• Job: Please transcribe the records precisely; pictures stay out of your copy.

Stored entries
───

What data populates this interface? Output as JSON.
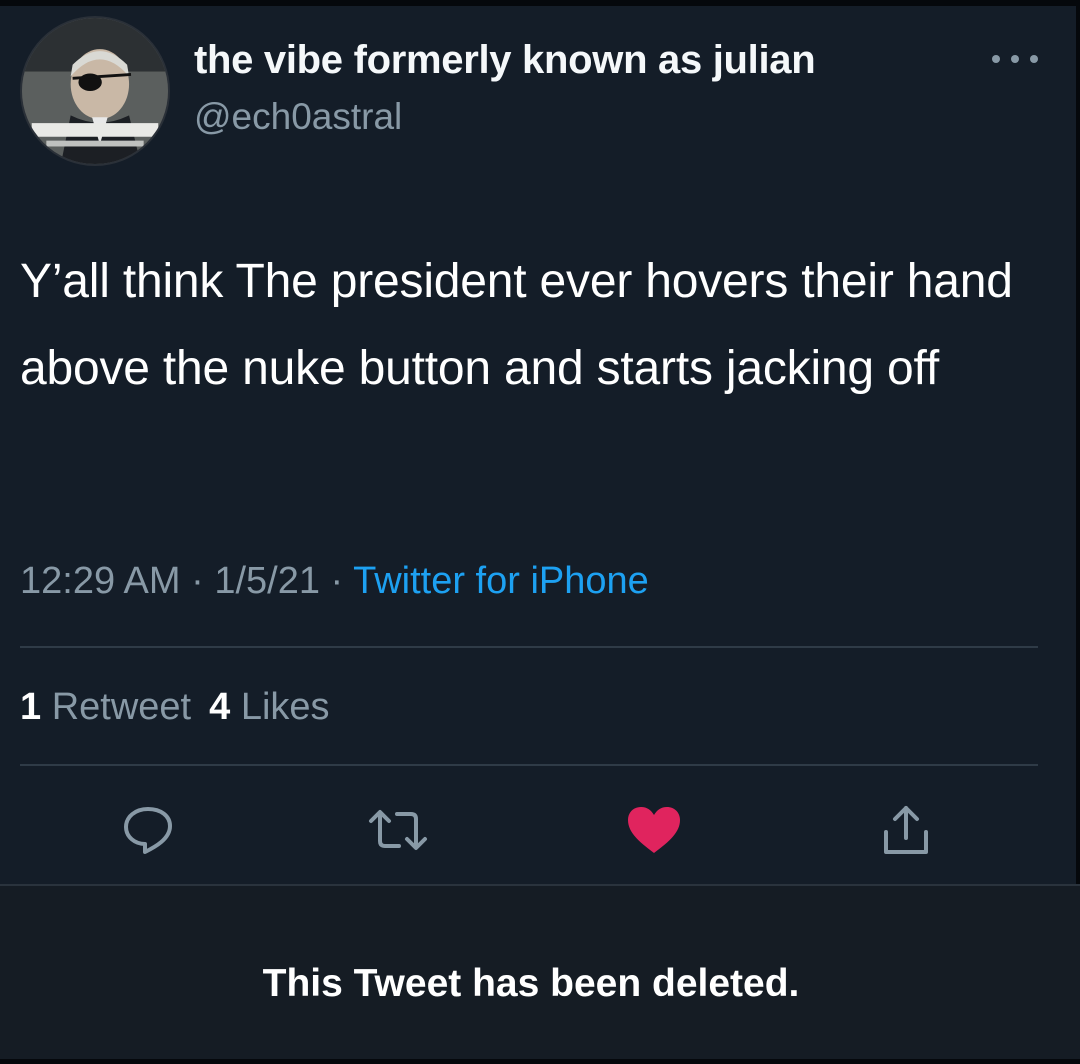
{
  "tweet": {
    "display_name": "the vibe formerly known as julian",
    "handle": "@ech0astral",
    "text": "Y’all think The president ever hovers their hand above the nuke button and starts jacking off",
    "time": "12:29 AM",
    "date": "1/5/21",
    "separator": " · ",
    "source": "Twitter for iPhone",
    "retweets_count": "1",
    "retweets_label": "Retweet",
    "likes_count": "4",
    "likes_label": "Likes",
    "liked": true
  },
  "actions": {
    "reply_icon": "reply-icon",
    "retweet_icon": "retweet-icon",
    "like_icon": "heart-icon",
    "share_icon": "share-icon"
  },
  "notice": {
    "text": "This Tweet has been deleted."
  },
  "colors": {
    "background": "#141d28",
    "link": "#1da1f2",
    "secondary_text": "#8899a6",
    "like": "#e0245e"
  }
}
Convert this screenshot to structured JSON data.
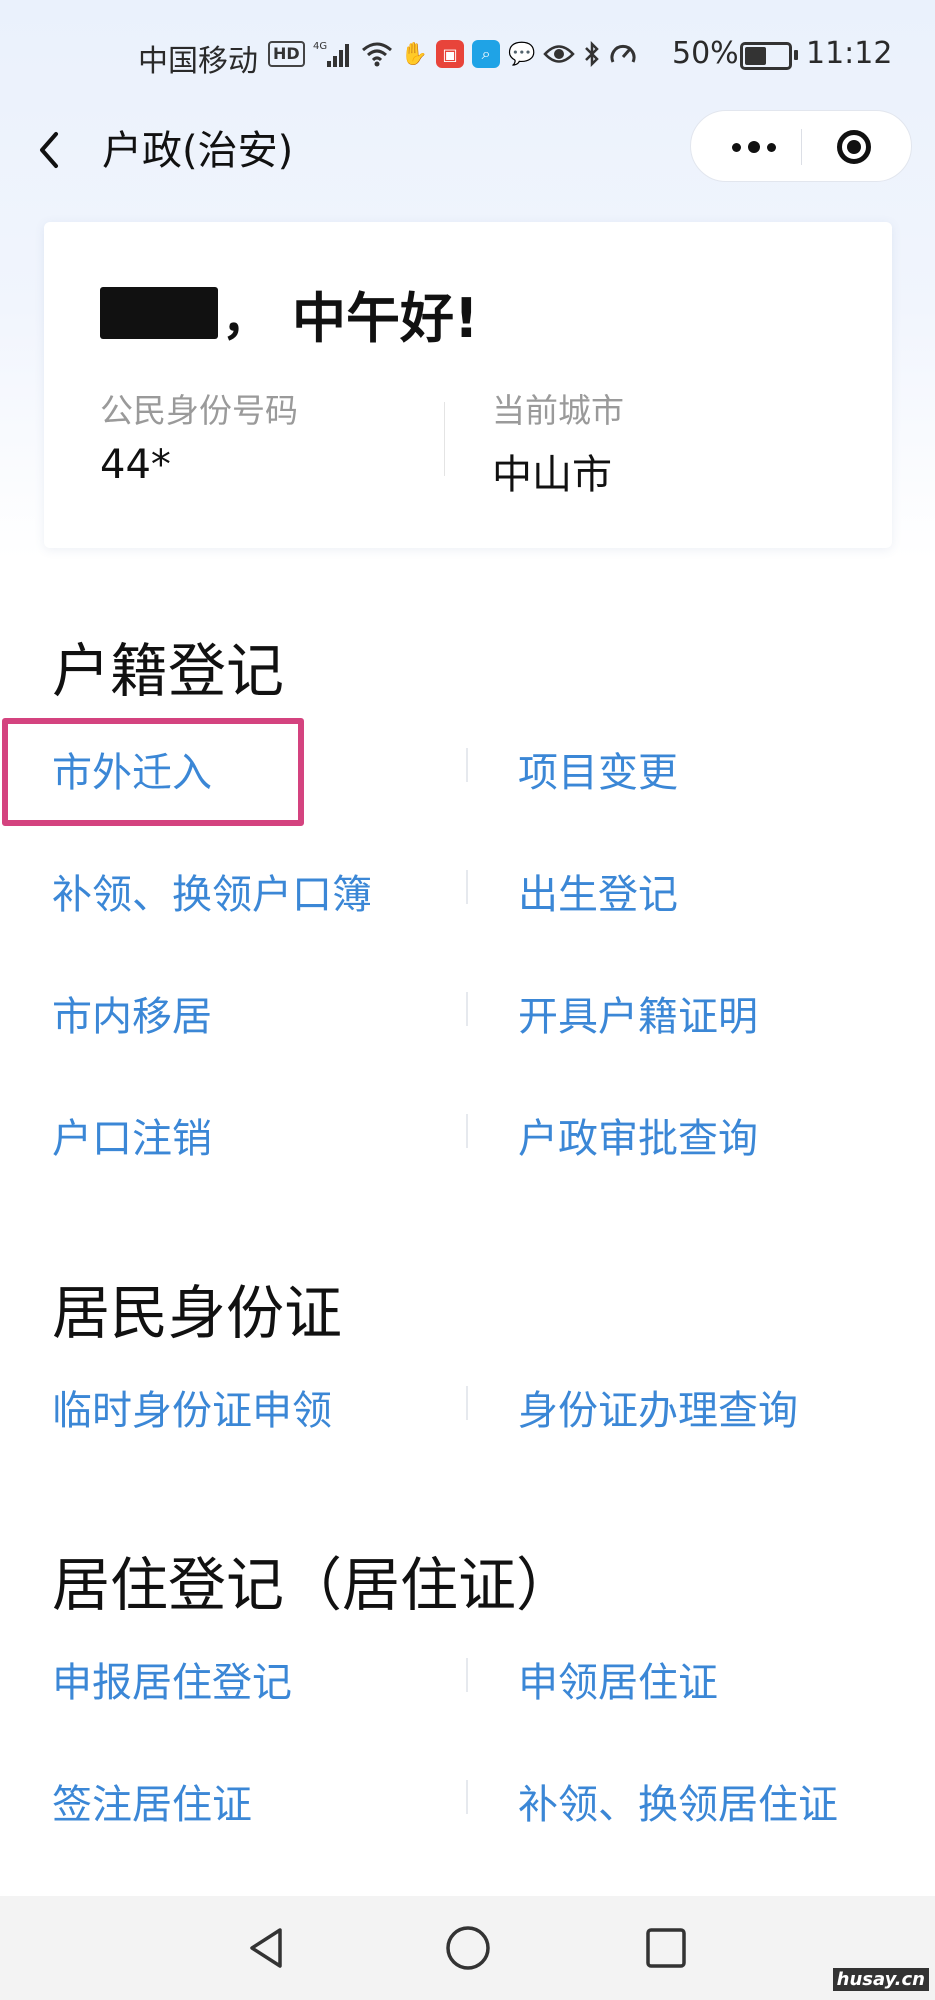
{
  "status_bar": {
    "carrier": "中国移动",
    "hd": "HD",
    "network": "4G",
    "battery_pct": "50%",
    "battery_level": 0.5,
    "time": "11:12",
    "icons": [
      "hd-icon",
      "signal-icon",
      "wifi-icon",
      "hand-icon",
      "book-app-icon",
      "search-app-icon",
      "chat-icon",
      "eye-icon",
      "bluetooth-icon",
      "speed-icon",
      "battery-icon"
    ]
  },
  "nav": {
    "title": "户政(治安)"
  },
  "user_card": {
    "greeting": "中午好!",
    "comma": "，",
    "id_label": "公民身份号码",
    "id_value": "44*",
    "city_label": "当前城市",
    "city_value": "中山市"
  },
  "sections": [
    {
      "title": "户籍登记",
      "items": [
        "市外迁入",
        "项目变更",
        "补领、换领户口簿",
        "出生登记",
        "市内移居",
        "开具户籍证明",
        "户口注销",
        "户政审批查询"
      ]
    },
    {
      "title": "居民身份证",
      "items": [
        "临时身份证申领",
        "身份证办理查询"
      ]
    },
    {
      "title": "居住登记（居住证）",
      "items": [
        "申报居住登记",
        "申领居住证",
        "签注居住证",
        "补领、换领居住证"
      ]
    }
  ],
  "highlight_color": "#d4437f",
  "link_color": "#3b87d6",
  "watermark": "husay.cn"
}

───

• Complete response:
What data populates this interface? Output as JSON.
{
  "tweet": {
    "display_name": "the vibe formerly known as julian",
    "handle": "@ech0astral",
    "text": "Y’all think The president ever hovers their hand above the nuke button and starts jacking off",
    "time": "12:29 AM",
    "date": "1/5/21",
    "separator": " · ",
    "source": "Twitter for iPhone",
    "retweets_count": "1",
    "retweets_label": "Retweet",
    "likes_count": "4",
    "likes_label": "Likes",
    "liked": true
  },
  "actions": {
    "reply_icon": "reply-icon",
    "retweet_icon": "retweet-icon",
    "like_icon": "heart-icon",
    "share_icon": "share-icon"
  },
  "notice": {
    "text": "This Tweet has been deleted."
  },
  "colors": {
    "background": "#141d28",
    "link": "#1da1f2",
    "secondary_text": "#8899a6",
    "like": "#e0245e"
  }
}
Convert this screenshot to structured JSON data.
{
  "status_bar": {
    "carrier": "中国移动",
    "hd": "HD",
    "network": "4G",
    "battery_pct": "50%",
    "battery_level": 0.5,
    "time": "11:12",
    "icons": [
      "hd-icon",
      "signal-icon",
      "wifi-icon",
      "hand-icon",
      "book-app-icon",
      "search-app-icon",
      "chat-icon",
      "eye-icon",
      "bluetooth-icon",
      "speed-icon",
      "battery-icon"
    ]
  },
  "nav": {
    "title": "户政(治安)"
  },
  "user_card": {
    "greeting": "中午好!",
    "comma": "，",
    "id_label": "公民身份号码",
    "id_value": "44*",
    "city_label": "当前城市",
    "city_value": "中山市"
  },
  "sections": [
    {
      "title": "户籍登记",
      "items": [
        "市外迁入",
        "项目变更",
        "补领、换领户口簿",
        "出生登记",
        "市内移居",
        "开具户籍证明",
        "户口注销",
        "户政审批查询"
      ]
    },
    {
      "title": "居民身份证",
      "items": [
        "临时身份证申领",
        "身份证办理查询"
      ]
    },
    {
      "title": "居住登记（居住证）",
      "items": [
        "申报居住登记",
        "申领居住证",
        "签注居住证",
        "补领、换领居住证"
      ]
    }
  ],
  "highlight_color": "#d4437f",
  "link_color": "#3b87d6",
  "watermark": "husay.cn"
}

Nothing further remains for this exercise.